(Source data)
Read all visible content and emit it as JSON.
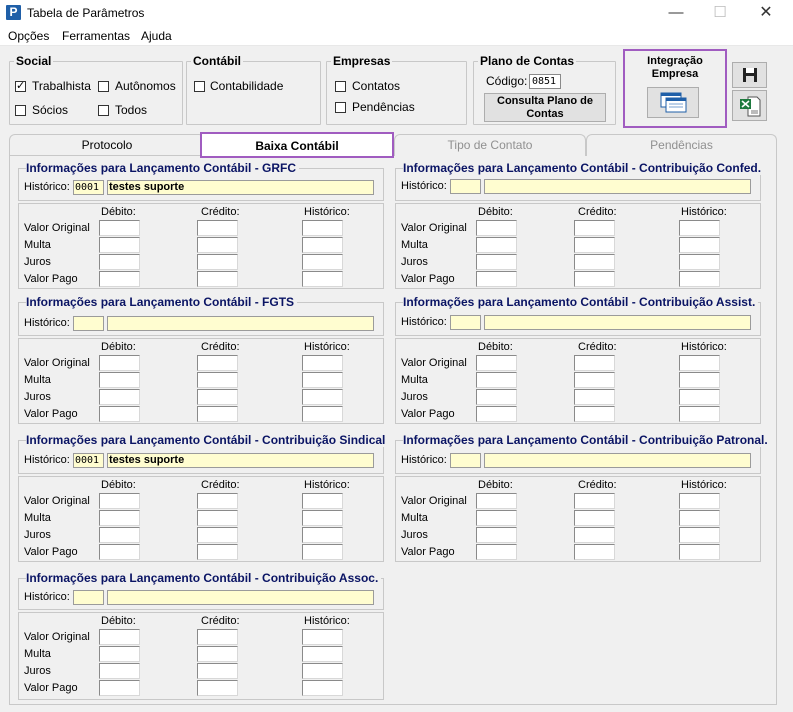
{
  "window": {
    "title": "Tabela de Parâmetros",
    "minimize": "—",
    "maximize": "☐",
    "close": "✕"
  },
  "menu": [
    "Opções",
    "Ferramentas",
    "Ajuda"
  ],
  "social": {
    "title": "Social",
    "items": [
      {
        "label": "Trabalhista",
        "checked": true
      },
      {
        "label": "Autônomos",
        "checked": false
      },
      {
        "label": "Sócios",
        "checked": false
      },
      {
        "label": "Todos",
        "checked": false
      }
    ]
  },
  "contabil": {
    "title": "Contábil",
    "items": [
      {
        "label": "Contabilidade",
        "checked": false
      }
    ]
  },
  "empresas": {
    "title": "Empresas",
    "items": [
      {
        "label": "Contatos",
        "checked": false
      },
      {
        "label": "Pendências",
        "checked": false
      }
    ]
  },
  "plano": {
    "title": "Plano de Contas",
    "codigo_label": "Código:",
    "codigo_value": "0851",
    "button_label": "Consulta Plano de Contas"
  },
  "integracao": {
    "title": "Integração Empresa"
  },
  "tabs": [
    {
      "label": "Protocolo",
      "state": "normal"
    },
    {
      "label": "Baixa Contábil",
      "state": "active"
    },
    {
      "label": "Tipo de Contato",
      "state": "disabled"
    },
    {
      "label": "Pendências",
      "state": "disabled"
    }
  ],
  "labels": {
    "historico": "Histórico:",
    "debito": "Débito:",
    "credito": "Crédito:",
    "historico_col": "Histórico:",
    "rows": [
      "Valor Original",
      "Multa",
      "Juros",
      "Valor Pago"
    ]
  },
  "sections": {
    "grfc": {
      "title": "Informações para Lançamento Contábil - GRFC",
      "code": "0001",
      "desc": "testes suporte"
    },
    "fgts": {
      "title": "Informações para Lançamento Contábil - FGTS",
      "code": "",
      "desc": ""
    },
    "sindical": {
      "title": "Informações para Lançamento Contábil - Contribuição Sindical",
      "code": "0001",
      "desc": "testes suporte"
    },
    "assoc": {
      "title": "Informações para Lançamento Contábil - Contribuição Assoc.",
      "code": "",
      "desc": ""
    },
    "confed": {
      "title": "Informações para Lançamento Contábil - Contribuição Confed.",
      "code": "",
      "desc": ""
    },
    "assist": {
      "title": "Informações para Lançamento Contábil - Contribuição Assist.",
      "code": "",
      "desc": ""
    },
    "patronal": {
      "title": "Informações para Lançamento Contábil - Contribuição Patronal.",
      "code": "",
      "desc": ""
    }
  }
}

(The problem) Look through the entries above for the word "Contribuição". Copy every line where it shows up.

(Exercise solution)
      "title": "Informações para Lançamento Contábil - Contribuição Sindical",
      "title": "Informações para Lançamento Contábil - Contribuição Assoc.",
      "title": "Informações para Lançamento Contábil - Contribuição Confed.",
      "title": "Informações para Lançamento Contábil - Contribuição Assist.",
      "title": "Informações para Lançamento Contábil - Contribuição Patronal.",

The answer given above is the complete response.